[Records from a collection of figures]
......
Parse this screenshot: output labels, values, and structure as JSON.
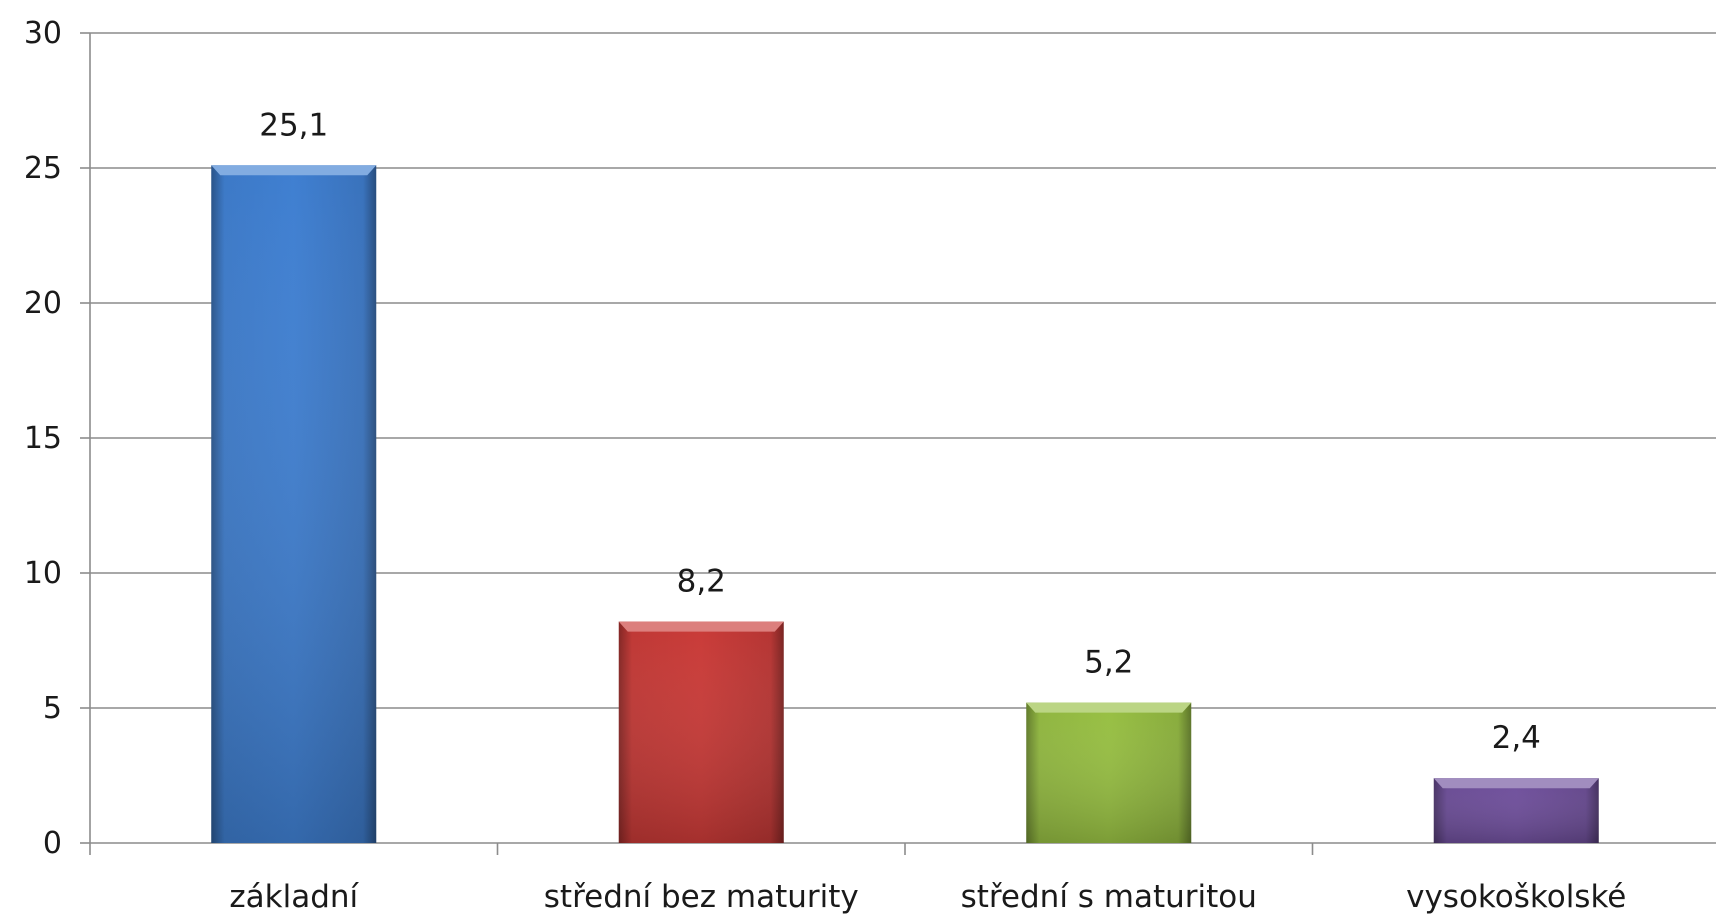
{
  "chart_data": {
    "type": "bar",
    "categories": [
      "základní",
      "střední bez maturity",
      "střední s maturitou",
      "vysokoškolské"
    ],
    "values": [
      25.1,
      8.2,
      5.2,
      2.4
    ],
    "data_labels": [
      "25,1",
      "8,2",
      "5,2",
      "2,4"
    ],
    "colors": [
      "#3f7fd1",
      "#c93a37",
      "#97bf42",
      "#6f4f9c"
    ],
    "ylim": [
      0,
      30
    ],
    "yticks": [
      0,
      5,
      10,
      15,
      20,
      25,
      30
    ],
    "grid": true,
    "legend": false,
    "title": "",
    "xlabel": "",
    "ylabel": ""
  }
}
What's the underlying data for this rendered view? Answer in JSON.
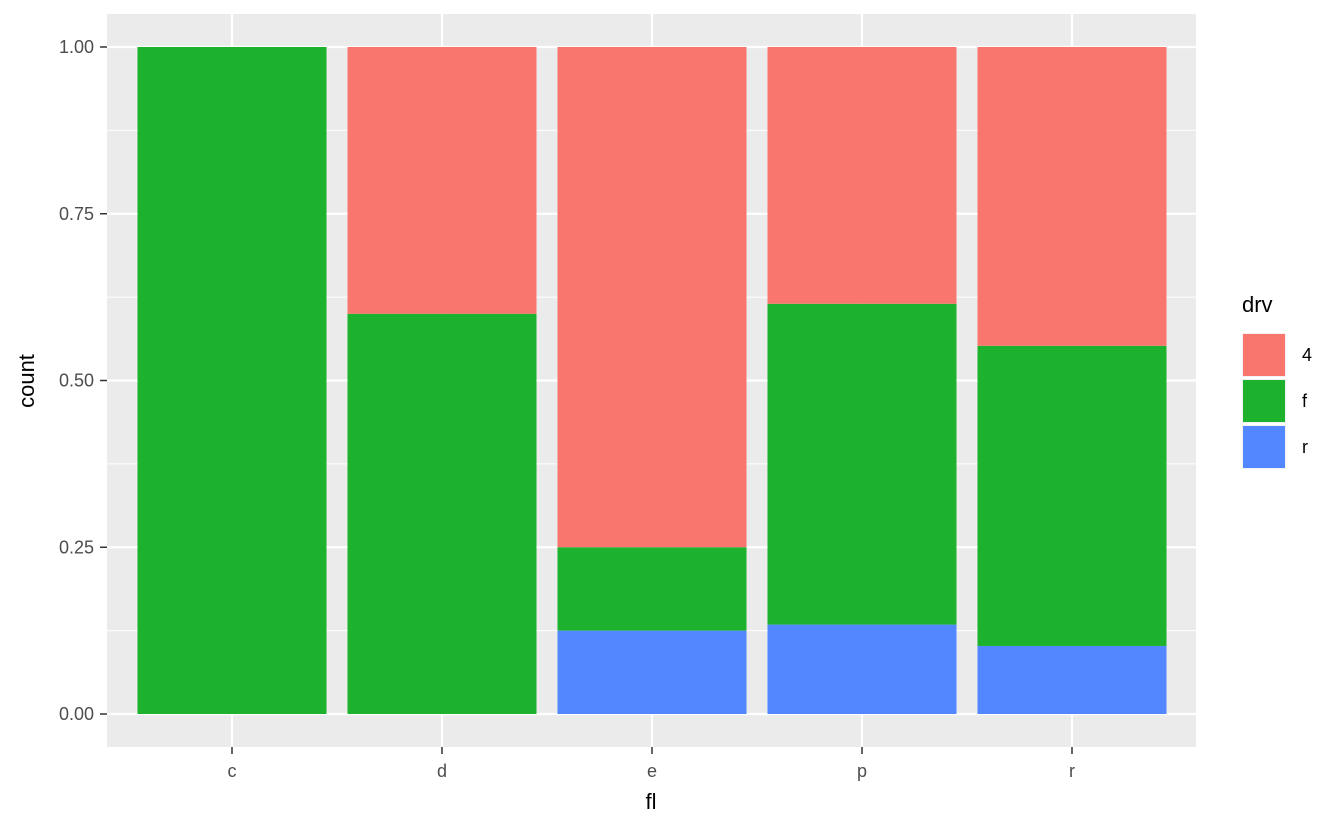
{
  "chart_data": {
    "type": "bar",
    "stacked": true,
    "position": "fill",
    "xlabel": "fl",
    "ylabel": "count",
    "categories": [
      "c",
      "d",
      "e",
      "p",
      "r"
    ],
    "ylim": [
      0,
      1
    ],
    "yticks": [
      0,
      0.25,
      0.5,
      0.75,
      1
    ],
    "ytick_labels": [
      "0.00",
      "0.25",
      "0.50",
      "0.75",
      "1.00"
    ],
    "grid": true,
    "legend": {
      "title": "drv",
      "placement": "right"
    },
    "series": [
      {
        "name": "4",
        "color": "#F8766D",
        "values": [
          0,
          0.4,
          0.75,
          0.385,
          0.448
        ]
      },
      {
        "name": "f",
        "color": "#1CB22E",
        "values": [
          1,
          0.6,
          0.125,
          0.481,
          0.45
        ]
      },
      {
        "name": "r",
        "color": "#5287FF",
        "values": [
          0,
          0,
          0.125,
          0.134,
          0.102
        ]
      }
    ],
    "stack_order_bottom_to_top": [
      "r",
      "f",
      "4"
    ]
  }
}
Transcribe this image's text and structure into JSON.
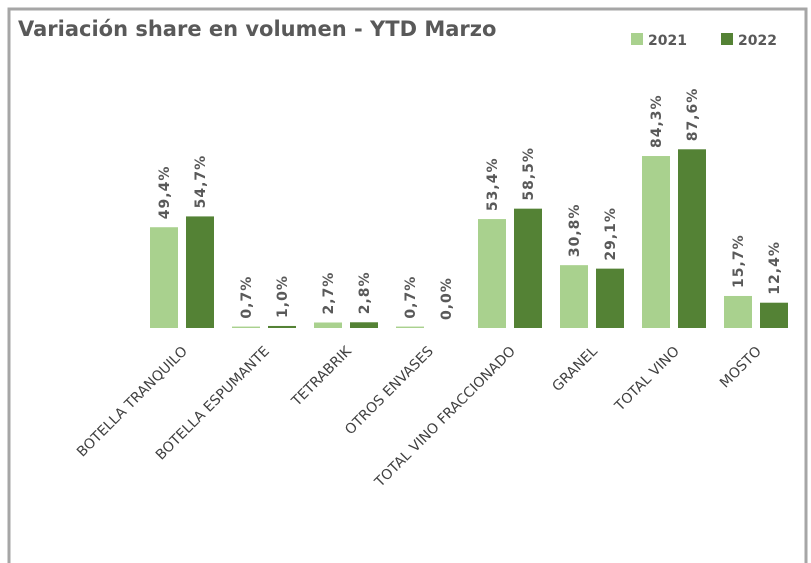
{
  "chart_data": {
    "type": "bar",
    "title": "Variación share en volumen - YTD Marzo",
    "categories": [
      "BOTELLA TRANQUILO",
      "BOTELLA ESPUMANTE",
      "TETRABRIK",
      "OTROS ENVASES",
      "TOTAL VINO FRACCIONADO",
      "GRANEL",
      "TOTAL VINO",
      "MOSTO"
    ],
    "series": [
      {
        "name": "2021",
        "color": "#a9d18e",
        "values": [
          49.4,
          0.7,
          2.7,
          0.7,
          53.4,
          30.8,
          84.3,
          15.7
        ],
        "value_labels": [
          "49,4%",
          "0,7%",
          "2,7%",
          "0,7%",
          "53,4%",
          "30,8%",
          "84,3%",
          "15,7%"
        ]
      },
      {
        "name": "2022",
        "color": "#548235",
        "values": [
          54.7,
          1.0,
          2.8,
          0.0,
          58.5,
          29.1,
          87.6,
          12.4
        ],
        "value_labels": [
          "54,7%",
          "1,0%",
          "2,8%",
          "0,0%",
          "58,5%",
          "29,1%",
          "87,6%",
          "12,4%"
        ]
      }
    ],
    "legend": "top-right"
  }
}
......
• _INSTRUCTIONS TO FOLLOW_
Exclude the pictures and repeat every other part of the records word for word.

• _RESULT_
Parse this screenshot: output labels, values, and structure as JSON.
{
  "chart_data": {
    "type": "bar",
    "categories": [
      "základní",
      "střední bez maturity",
      "střední s maturitou",
      "vysokoškolské"
    ],
    "values": [
      25.1,
      8.2,
      5.2,
      2.4
    ],
    "data_labels": [
      "25,1",
      "8,2",
      "5,2",
      "2,4"
    ],
    "colors": [
      "#3f7fd1",
      "#c93a37",
      "#97bf42",
      "#6f4f9c"
    ],
    "ylim": [
      0,
      30
    ],
    "yticks": [
      0,
      5,
      10,
      15,
      20,
      25,
      30
    ],
    "grid": true,
    "legend": false,
    "title": "",
    "xlabel": "",
    "ylabel": ""
  }
}
What's the underlying data for this rendered view? Answer in JSON.
{
  "chart_data": {
    "type": "bar",
    "stacked": true,
    "position": "fill",
    "xlabel": "fl",
    "ylabel": "count",
    "categories": [
      "c",
      "d",
      "e",
      "p",
      "r"
    ],
    "ylim": [
      0,
      1
    ],
    "yticks": [
      0,
      0.25,
      0.5,
      0.75,
      1
    ],
    "ytick_labels": [
      "0.00",
      "0.25",
      "0.50",
      "0.75",
      "1.00"
    ],
    "grid": true,
    "legend": {
      "title": "drv",
      "placement": "right"
    },
    "series": [
      {
        "name": "4",
        "color": "#F8766D",
        "values": [
          0,
          0.4,
          0.75,
          0.385,
          0.448
        ]
      },
      {
        "name": "f",
        "color": "#1CB22E",
        "values": [
          1,
          0.6,
          0.125,
          0.481,
          0.45
        ]
      },
      {
        "name": "r",
        "color": "#5287FF",
        "values": [
          0,
          0,
          0.125,
          0.134,
          0.102
        ]
      }
    ],
    "stack_order_bottom_to_top": [
      "r",
      "f",
      "4"
    ]
  }
}
Transcribe this image's text and structure into JSON.
{
  "chart_data": {
    "type": "bar",
    "title": "Variación share en volumen - YTD Marzo",
    "categories": [
      "BOTELLA TRANQUILO",
      "BOTELLA ESPUMANTE",
      "TETRABRIK",
      "OTROS ENVASES",
      "TOTAL VINO FRACCIONADO",
      "GRANEL",
      "TOTAL VINO",
      "MOSTO"
    ],
    "series": [
      {
        "name": "2021",
        "color": "#a9d18e",
        "values": [
          49.4,
          0.7,
          2.7,
          0.7,
          53.4,
          30.8,
          84.3,
          15.7
        ],
        "value_labels": [
          "49,4%",
          "0,7%",
          "2,7%",
          "0,7%",
          "53,4%",
          "30,8%",
          "84,3%",
          "15,7%"
        ]
      },
      {
        "name": "2022",
        "color": "#548235",
        "values": [
          54.7,
          1.0,
          2.8,
          0.0,
          58.5,
          29.1,
          87.6,
          12.4
        ],
        "value_labels": [
          "54,7%",
          "1,0%",
          "2,8%",
          "0,0%",
          "58,5%",
          "29,1%",
          "87,6%",
          "12,4%"
        ]
      }
    ],
    "legend": "top-right"
  }
}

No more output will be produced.